Lift every line from the entries that includes the word "into".

Data excerpts:
■ ■ ■

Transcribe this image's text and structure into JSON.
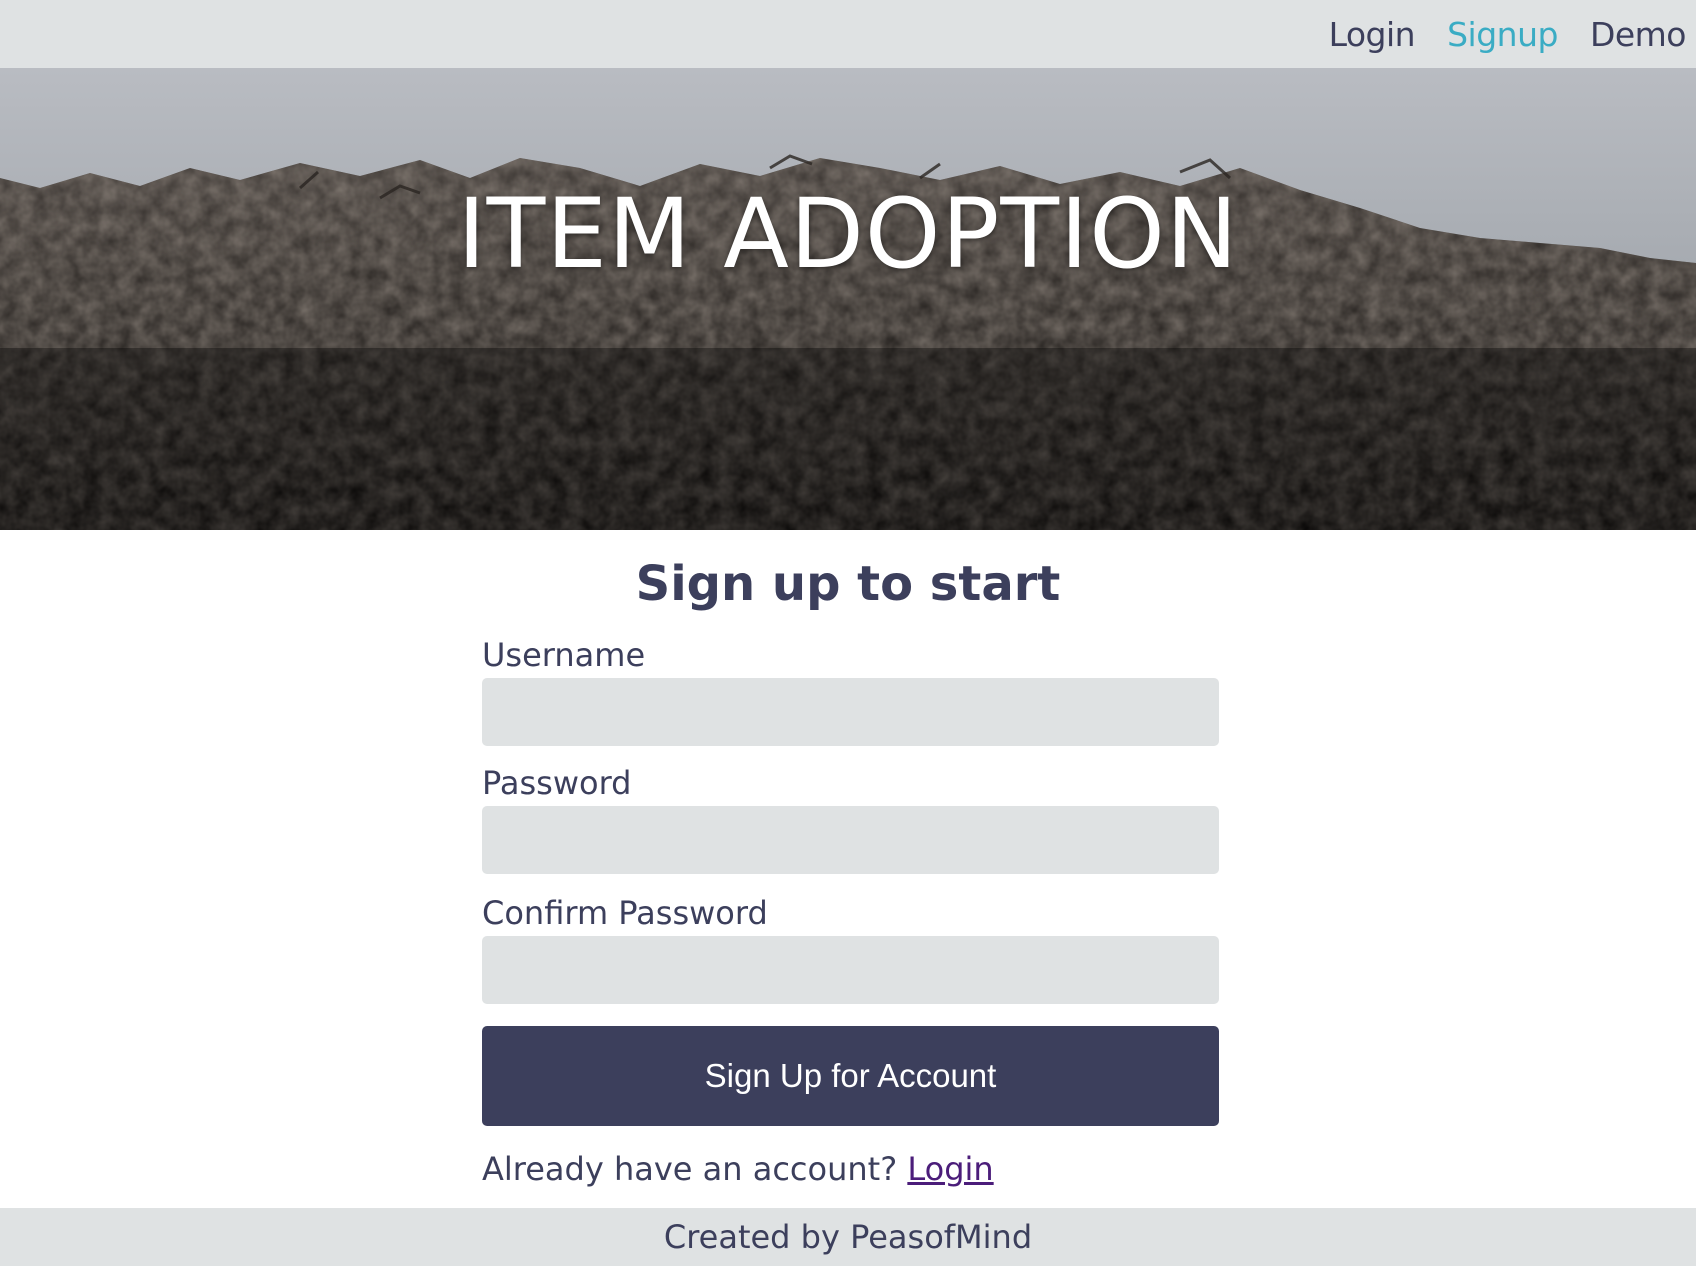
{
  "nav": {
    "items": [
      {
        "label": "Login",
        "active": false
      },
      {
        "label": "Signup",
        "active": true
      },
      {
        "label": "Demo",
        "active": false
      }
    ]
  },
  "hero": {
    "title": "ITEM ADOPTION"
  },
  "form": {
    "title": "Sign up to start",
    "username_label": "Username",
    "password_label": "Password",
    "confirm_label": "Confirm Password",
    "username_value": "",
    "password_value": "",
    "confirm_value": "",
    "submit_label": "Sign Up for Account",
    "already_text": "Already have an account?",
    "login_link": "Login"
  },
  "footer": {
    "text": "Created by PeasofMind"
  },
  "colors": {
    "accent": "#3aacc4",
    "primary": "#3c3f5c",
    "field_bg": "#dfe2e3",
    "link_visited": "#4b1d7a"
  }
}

■ ■ ■

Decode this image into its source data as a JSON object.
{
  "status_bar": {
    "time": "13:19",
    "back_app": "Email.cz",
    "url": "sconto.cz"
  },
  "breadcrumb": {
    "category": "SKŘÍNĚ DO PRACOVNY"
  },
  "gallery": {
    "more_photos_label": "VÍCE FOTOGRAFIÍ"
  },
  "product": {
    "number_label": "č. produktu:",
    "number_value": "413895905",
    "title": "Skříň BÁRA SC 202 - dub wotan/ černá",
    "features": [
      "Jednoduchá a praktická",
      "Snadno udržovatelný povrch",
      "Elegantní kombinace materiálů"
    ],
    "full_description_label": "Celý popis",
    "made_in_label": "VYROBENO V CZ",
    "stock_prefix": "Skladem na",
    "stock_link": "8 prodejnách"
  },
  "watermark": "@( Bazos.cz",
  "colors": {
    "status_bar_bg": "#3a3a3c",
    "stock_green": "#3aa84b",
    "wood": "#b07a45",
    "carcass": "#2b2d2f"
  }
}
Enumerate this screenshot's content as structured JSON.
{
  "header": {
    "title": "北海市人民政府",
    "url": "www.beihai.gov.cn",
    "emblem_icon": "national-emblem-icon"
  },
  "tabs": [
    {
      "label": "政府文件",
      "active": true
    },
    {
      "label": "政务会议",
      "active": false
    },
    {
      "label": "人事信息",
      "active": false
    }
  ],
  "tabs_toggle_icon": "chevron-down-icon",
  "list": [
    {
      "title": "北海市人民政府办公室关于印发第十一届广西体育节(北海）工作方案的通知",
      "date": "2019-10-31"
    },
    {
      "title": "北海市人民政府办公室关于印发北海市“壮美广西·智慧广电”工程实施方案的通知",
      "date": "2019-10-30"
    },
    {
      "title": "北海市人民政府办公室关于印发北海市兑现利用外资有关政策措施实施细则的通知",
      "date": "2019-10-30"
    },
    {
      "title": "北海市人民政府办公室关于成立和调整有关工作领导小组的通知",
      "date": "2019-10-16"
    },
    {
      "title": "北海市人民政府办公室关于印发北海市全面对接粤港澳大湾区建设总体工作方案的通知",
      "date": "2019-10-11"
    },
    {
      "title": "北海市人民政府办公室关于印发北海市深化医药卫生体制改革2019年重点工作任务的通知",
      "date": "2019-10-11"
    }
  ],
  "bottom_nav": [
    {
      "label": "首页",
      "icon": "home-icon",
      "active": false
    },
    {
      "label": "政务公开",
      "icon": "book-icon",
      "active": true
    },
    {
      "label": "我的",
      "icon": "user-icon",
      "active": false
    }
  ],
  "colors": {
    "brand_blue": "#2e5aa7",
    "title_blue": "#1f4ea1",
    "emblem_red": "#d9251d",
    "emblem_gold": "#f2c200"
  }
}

■ ■ ■

- [Exercise solution]:
Transcribe this image's text and structure into JSON.
Decode this image into its source data as a JSON object.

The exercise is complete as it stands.